Data for processing ->
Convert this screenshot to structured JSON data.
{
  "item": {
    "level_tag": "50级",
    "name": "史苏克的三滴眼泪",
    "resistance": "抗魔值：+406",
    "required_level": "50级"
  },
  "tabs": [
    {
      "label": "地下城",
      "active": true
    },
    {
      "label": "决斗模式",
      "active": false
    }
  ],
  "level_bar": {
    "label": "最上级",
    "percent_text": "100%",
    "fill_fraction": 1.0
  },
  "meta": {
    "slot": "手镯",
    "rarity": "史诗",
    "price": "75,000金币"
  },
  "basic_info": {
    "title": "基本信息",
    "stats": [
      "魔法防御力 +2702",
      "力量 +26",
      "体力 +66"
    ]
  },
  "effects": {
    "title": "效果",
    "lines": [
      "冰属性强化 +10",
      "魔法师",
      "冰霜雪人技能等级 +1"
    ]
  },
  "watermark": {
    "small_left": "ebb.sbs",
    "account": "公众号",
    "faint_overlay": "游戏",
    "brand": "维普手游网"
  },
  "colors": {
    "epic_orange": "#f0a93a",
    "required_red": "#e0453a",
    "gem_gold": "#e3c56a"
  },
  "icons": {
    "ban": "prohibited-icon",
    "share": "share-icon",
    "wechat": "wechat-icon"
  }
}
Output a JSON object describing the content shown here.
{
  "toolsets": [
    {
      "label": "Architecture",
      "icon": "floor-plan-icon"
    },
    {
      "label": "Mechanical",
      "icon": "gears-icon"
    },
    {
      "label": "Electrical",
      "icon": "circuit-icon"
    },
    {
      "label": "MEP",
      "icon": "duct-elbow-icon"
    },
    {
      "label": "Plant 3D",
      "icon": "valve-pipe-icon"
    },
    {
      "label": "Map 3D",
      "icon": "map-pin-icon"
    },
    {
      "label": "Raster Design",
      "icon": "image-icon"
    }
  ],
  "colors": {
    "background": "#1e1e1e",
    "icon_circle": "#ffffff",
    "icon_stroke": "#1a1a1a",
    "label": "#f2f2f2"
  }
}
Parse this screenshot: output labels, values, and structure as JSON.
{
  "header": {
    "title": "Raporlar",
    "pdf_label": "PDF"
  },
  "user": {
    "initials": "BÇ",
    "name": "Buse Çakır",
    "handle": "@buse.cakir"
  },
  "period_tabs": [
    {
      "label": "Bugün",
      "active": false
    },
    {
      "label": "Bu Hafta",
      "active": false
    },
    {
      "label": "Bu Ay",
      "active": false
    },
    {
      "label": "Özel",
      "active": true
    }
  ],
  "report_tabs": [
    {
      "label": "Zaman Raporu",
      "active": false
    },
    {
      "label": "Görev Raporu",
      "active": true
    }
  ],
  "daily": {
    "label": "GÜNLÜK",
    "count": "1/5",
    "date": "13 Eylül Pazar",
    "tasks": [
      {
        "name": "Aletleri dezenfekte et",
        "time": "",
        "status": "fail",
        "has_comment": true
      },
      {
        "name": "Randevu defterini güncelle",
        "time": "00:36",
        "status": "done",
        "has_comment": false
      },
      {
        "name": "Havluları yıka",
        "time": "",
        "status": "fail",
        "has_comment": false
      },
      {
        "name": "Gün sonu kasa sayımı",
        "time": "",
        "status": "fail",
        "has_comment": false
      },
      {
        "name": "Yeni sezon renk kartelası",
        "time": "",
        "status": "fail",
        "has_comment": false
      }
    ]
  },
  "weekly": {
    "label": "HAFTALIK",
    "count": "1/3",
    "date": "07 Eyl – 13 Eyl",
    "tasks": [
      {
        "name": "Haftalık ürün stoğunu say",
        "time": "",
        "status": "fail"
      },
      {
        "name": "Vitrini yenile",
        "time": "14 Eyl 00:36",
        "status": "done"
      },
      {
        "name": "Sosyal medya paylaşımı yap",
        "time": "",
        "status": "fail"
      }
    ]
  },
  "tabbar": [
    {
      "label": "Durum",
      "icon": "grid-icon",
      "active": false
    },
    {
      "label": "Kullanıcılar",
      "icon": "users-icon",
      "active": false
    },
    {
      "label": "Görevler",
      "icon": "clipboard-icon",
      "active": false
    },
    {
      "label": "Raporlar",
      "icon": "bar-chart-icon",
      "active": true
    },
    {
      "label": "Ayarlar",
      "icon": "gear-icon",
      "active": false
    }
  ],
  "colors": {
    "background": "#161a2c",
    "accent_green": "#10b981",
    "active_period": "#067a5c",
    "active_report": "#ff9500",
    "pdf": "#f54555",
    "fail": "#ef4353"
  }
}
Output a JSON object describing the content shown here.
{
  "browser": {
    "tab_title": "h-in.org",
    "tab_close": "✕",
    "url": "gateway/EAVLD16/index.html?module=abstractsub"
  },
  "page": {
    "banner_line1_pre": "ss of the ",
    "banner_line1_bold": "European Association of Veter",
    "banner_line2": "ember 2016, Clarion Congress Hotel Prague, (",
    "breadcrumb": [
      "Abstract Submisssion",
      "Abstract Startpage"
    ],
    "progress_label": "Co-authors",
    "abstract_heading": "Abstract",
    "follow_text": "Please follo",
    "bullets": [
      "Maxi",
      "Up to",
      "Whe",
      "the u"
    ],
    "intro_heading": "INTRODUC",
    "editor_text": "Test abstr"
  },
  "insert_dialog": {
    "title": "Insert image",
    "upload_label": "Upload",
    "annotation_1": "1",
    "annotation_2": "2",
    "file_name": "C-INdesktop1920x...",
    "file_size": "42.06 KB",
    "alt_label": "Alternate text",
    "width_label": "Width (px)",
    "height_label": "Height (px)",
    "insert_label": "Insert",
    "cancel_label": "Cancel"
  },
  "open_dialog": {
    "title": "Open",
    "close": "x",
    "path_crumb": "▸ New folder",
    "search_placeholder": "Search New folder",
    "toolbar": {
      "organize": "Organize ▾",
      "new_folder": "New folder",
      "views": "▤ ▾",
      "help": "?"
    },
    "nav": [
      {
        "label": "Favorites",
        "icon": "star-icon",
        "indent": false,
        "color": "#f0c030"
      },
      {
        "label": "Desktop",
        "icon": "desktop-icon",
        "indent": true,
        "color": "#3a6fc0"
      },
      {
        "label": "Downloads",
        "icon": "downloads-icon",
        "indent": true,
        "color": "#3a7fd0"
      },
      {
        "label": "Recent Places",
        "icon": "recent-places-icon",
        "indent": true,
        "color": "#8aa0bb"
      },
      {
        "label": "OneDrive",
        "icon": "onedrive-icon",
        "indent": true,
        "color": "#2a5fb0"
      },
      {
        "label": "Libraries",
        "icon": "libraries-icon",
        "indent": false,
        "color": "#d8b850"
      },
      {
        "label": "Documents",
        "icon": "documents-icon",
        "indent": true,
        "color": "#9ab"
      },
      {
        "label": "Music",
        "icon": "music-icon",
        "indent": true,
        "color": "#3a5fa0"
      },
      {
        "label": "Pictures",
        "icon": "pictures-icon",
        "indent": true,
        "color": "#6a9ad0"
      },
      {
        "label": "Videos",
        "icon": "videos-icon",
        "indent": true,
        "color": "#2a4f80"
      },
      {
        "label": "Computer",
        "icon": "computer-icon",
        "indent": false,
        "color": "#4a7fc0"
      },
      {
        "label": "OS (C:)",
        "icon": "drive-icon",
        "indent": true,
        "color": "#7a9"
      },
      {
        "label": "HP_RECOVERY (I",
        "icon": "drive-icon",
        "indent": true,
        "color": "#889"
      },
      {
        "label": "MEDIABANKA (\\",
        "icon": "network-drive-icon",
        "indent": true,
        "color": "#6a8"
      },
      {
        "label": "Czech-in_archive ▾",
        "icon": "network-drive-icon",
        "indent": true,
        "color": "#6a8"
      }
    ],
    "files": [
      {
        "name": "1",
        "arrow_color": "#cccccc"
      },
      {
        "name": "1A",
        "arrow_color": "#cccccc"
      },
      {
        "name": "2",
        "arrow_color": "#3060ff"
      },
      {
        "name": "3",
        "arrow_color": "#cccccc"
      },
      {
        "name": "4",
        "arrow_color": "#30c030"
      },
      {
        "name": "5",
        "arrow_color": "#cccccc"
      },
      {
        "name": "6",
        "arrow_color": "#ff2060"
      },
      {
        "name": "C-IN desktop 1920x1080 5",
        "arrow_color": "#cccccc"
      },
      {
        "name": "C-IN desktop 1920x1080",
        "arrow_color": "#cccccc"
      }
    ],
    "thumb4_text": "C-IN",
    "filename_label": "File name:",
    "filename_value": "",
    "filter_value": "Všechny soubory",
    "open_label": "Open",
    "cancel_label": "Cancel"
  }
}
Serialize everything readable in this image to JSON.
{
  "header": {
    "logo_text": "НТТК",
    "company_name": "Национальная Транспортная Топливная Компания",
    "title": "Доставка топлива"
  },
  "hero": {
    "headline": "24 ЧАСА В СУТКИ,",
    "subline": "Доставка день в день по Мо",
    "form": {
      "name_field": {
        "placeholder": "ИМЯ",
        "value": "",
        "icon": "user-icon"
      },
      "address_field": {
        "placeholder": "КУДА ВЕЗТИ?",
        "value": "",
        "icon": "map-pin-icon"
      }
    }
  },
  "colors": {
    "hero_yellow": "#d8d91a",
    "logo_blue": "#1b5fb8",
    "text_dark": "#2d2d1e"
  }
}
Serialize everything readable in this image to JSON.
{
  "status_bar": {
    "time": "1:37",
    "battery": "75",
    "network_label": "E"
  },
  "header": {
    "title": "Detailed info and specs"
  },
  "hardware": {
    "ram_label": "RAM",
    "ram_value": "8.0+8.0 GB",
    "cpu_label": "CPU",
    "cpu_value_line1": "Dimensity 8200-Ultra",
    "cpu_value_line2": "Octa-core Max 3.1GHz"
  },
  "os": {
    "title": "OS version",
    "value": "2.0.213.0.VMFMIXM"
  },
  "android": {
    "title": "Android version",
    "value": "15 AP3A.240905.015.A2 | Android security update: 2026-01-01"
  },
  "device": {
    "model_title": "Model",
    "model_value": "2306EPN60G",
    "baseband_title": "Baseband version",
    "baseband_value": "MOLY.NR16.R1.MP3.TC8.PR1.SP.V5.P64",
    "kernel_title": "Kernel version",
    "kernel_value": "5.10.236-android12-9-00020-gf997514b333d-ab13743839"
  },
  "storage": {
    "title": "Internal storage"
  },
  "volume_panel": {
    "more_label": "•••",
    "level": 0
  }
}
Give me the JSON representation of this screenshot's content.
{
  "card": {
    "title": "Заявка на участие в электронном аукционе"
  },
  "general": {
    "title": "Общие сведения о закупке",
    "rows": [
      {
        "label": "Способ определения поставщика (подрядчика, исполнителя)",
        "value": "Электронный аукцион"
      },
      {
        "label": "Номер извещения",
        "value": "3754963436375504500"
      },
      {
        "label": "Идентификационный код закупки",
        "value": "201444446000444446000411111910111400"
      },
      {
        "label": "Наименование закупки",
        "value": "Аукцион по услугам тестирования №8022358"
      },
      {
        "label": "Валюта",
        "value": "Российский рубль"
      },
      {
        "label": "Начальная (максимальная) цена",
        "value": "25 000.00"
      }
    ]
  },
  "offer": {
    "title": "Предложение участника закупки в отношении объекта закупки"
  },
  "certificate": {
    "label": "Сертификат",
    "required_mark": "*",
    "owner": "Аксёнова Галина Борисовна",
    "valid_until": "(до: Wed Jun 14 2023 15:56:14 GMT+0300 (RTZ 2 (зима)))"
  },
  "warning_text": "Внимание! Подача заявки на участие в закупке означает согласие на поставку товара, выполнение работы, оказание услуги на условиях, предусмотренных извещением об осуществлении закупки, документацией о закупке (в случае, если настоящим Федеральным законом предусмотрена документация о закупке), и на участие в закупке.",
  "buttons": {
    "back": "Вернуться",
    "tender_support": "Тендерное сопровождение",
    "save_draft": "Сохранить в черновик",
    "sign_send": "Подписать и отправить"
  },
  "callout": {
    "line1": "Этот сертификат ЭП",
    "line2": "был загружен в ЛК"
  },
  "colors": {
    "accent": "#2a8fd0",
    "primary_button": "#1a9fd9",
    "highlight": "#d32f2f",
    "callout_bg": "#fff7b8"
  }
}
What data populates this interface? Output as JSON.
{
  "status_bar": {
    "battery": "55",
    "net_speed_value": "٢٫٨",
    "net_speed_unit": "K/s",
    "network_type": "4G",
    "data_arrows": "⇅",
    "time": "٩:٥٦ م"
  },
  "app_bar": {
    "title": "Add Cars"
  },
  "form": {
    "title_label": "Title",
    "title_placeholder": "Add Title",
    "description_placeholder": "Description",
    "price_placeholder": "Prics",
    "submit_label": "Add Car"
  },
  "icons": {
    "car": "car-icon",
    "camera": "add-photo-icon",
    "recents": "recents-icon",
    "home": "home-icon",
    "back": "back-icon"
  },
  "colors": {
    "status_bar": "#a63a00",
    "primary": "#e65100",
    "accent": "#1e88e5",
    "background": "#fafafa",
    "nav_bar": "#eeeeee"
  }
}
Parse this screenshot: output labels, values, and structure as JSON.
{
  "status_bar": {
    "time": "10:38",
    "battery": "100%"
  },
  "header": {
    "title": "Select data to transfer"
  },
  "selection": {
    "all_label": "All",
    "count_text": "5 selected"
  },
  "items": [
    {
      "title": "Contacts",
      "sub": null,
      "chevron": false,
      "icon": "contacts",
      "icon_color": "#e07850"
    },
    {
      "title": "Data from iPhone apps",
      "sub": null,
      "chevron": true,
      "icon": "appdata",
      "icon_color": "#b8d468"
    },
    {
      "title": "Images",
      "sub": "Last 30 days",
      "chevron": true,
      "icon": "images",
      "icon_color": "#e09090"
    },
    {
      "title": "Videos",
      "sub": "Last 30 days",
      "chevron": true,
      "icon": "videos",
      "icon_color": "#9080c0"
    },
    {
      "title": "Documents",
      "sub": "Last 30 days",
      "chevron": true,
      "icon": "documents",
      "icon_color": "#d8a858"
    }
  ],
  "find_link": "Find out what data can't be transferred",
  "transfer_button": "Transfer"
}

To do -> Locate the word "version" in the records and collect each line it appears in.

Full answer ->
    "title": "OS version",
    "title": "Android version",
    "baseband_title": "Baseband version",
    "kernel_title": "Kernel version",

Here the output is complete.